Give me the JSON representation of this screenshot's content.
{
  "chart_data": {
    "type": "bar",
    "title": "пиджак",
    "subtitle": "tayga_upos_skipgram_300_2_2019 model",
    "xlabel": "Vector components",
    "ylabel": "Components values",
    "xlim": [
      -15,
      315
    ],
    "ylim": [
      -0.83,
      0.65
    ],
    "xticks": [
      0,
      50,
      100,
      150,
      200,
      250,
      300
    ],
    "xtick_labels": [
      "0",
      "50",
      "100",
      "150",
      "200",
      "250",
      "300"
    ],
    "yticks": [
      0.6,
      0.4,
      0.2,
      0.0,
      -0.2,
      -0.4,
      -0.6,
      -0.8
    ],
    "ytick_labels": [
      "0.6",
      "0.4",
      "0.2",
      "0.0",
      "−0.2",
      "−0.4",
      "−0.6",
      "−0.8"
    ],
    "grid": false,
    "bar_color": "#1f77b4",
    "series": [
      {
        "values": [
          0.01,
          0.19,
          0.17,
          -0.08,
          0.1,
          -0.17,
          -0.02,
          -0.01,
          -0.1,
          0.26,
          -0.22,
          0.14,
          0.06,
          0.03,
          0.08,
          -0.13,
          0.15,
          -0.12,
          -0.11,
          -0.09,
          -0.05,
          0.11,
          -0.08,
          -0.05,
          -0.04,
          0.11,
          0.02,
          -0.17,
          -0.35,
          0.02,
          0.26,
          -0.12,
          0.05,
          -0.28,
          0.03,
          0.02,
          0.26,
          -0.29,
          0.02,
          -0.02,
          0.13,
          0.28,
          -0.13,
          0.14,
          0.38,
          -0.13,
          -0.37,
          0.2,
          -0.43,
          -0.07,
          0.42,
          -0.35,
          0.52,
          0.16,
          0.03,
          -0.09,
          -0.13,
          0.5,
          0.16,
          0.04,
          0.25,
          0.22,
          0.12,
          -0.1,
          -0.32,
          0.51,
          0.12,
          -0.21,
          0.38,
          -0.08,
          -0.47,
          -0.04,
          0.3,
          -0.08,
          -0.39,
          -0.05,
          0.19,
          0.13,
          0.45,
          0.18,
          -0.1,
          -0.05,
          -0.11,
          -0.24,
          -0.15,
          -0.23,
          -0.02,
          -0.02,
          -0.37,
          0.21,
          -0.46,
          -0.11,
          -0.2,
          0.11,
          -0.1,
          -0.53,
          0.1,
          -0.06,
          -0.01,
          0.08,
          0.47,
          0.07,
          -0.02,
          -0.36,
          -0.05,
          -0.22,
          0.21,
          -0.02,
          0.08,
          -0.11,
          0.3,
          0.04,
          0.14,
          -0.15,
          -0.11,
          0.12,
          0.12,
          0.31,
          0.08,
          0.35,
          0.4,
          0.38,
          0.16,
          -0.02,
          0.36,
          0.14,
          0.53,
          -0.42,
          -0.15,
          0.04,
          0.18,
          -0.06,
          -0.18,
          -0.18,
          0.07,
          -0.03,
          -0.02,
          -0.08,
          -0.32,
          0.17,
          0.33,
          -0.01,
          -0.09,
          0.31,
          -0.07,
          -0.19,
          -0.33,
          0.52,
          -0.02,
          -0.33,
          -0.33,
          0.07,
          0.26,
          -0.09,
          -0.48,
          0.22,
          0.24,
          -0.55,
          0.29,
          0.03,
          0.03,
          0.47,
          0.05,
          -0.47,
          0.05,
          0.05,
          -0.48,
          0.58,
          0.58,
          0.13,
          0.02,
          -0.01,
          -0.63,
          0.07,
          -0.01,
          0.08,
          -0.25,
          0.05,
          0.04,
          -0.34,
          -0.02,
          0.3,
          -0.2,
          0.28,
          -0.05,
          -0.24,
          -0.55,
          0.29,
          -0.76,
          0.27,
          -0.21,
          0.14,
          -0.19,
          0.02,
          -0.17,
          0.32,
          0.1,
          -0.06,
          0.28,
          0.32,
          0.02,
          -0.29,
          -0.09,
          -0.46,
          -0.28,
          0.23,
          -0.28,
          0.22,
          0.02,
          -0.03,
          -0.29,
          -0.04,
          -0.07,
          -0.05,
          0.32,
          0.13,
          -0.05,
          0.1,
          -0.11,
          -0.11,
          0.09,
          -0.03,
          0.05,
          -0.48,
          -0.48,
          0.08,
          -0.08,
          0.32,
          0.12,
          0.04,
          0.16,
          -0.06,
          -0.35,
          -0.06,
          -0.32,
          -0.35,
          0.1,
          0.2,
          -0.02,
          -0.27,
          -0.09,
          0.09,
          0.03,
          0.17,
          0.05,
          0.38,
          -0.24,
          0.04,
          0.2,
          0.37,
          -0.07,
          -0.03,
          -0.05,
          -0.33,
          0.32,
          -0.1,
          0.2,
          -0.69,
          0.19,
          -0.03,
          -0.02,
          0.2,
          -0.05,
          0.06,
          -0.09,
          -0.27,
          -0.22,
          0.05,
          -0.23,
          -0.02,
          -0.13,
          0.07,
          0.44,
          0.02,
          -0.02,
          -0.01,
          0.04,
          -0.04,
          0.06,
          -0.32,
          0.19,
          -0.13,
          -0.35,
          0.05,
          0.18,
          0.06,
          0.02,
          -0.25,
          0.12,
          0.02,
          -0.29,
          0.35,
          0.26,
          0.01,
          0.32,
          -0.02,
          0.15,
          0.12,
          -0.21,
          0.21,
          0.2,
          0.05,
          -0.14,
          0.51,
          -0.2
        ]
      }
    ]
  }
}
------------------------------------
▶ [Prompt] Quote every line of the data, word for word.

▶ [Result of the task]
Give me the JSON representation of this screenshot's content.
{
  "chart_data": {
    "type": "bar",
    "title": "пиджак",
    "subtitle": "tayga_upos_skipgram_300_2_2019 model",
    "xlabel": "Vector components",
    "ylabel": "Components values",
    "xlim": [
      -15,
      315
    ],
    "ylim": [
      -0.83,
      0.65
    ],
    "xticks": [
      0,
      50,
      100,
      150,
      200,
      250,
      300
    ],
    "xtick_labels": [
      "0",
      "50",
      "100",
      "150",
      "200",
      "250",
      "300"
    ],
    "yticks": [
      0.6,
      0.4,
      0.2,
      0.0,
      -0.2,
      -0.4,
      -0.6,
      -0.8
    ],
    "ytick_labels": [
      "0.6",
      "0.4",
      "0.2",
      "0.0",
      "−0.2",
      "−0.4",
      "−0.6",
      "−0.8"
    ],
    "grid": false,
    "bar_color": "#1f77b4",
    "series": [
      {
        "values": [
          0.01,
          0.19,
          0.17,
          -0.08,
          0.1,
          -0.17,
          -0.02,
          -0.01,
          -0.1,
          0.26,
          -0.22,
          0.14,
          0.06,
          0.03,
          0.08,
          -0.13,
          0.15,
          -0.12,
          -0.11,
          -0.09,
          -0.05,
          0.11,
          -0.08,
          -0.05,
          -0.04,
          0.11,
          0.02,
          -0.17,
          -0.35,
          0.02,
          0.26,
          -0.12,
          0.05,
          -0.28,
          0.03,
          0.02,
          0.26,
          -0.29,
          0.02,
          -0.02,
          0.13,
          0.28,
          -0.13,
          0.14,
          0.38,
          -0.13,
          -0.37,
          0.2,
          -0.43,
          -0.07,
          0.42,
          -0.35,
          0.52,
          0.16,
          0.03,
          -0.09,
          -0.13,
          0.5,
          0.16,
          0.04,
          0.25,
          0.22,
          0.12,
          -0.1,
          -0.32,
          0.51,
          0.12,
          -0.21,
          0.38,
          -0.08,
          -0.47,
          -0.04,
          0.3,
          -0.08,
          -0.39,
          -0.05,
          0.19,
          0.13,
          0.45,
          0.18,
          -0.1,
          -0.05,
          -0.11,
          -0.24,
          -0.15,
          -0.23,
          -0.02,
          -0.02,
          -0.37,
          0.21,
          -0.46,
          -0.11,
          -0.2,
          0.11,
          -0.1,
          -0.53,
          0.1,
          -0.06,
          -0.01,
          0.08,
          0.47,
          0.07,
          -0.02,
          -0.36,
          -0.05,
          -0.22,
          0.21,
          -0.02,
          0.08,
          -0.11,
          0.3,
          0.04,
          0.14,
          -0.15,
          -0.11,
          0.12,
          0.12,
          0.31,
          0.08,
          0.35,
          0.4,
          0.38,
          0.16,
          -0.02,
          0.36,
          0.14,
          0.53,
          -0.42,
          -0.15,
          0.04,
          0.18,
          -0.06,
          -0.18,
          -0.18,
          0.07,
          -0.03,
          -0.02,
          -0.08,
          -0.32,
          0.17,
          0.33,
          -0.01,
          -0.09,
          0.31,
          -0.07,
          -0.19,
          -0.33,
          0.52,
          -0.02,
          -0.33,
          -0.33,
          0.07,
          0.26,
          -0.09,
          -0.48,
          0.22,
          0.24,
          -0.55,
          0.29,
          0.03,
          0.03,
          0.47,
          0.05,
          -0.47,
          0.05,
          0.05,
          -0.48,
          0.58,
          0.58,
          0.13,
          0.02,
          -0.01,
          -0.63,
          0.07,
          -0.01,
          0.08,
          -0.25,
          0.05,
          0.04,
          -0.34,
          -0.02,
          0.3,
          -0.2,
          0.28,
          -0.05,
          -0.24,
          -0.55,
          0.29,
          -0.76,
          0.27,
          -0.21,
          0.14,
          -0.19,
          0.02,
          -0.17,
          0.32,
          0.1,
          -0.06,
          0.28,
          0.32,
          0.02,
          -0.29,
          -0.09,
          -0.46,
          -0.28,
          0.23,
          -0.28,
          0.22,
          0.02,
          -0.03,
          -0.29,
          -0.04,
          -0.07,
          -0.05,
          0.32,
          0.13,
          -0.05,
          0.1,
          -0.11,
          -0.11,
          0.09,
          -0.03,
          0.05,
          -0.48,
          -0.48,
          0.08,
          -0.08,
          0.32,
          0.12,
          0.04,
          0.16,
          -0.06,
          -0.35,
          -0.06,
          -0.32,
          -0.35,
          0.1,
          0.2,
          -0.02,
          -0.27,
          -0.09,
          0.09,
          0.03,
          0.17,
          0.05,
          0.38,
          -0.24,
          0.04,
          0.2,
          0.37,
          -0.07,
          -0.03,
          -0.05,
          -0.33,
          0.32,
          -0.1,
          0.2,
          -0.69,
          0.19,
          -0.03,
          -0.02,
          0.2,
          -0.05,
          0.06,
          -0.09,
          -0.27,
          -0.22,
          0.05,
          -0.23,
          -0.02,
          -0.13,
          0.07,
          0.44,
          0.02,
          -0.02,
          -0.01,
          0.04,
          -0.04,
          0.06,
          -0.32,
          0.19,
          -0.13,
          -0.35,
          0.05,
          0.18,
          0.06,
          0.02,
          -0.25,
          0.12,
          0.02,
          -0.29,
          0.35,
          0.26,
          0.01,
          0.32,
          -0.02,
          0.15,
          0.12,
          -0.21,
          0.21,
          0.2,
          0.05,
          -0.14,
          0.51,
          -0.2
        ]
      }
    ]
  }
}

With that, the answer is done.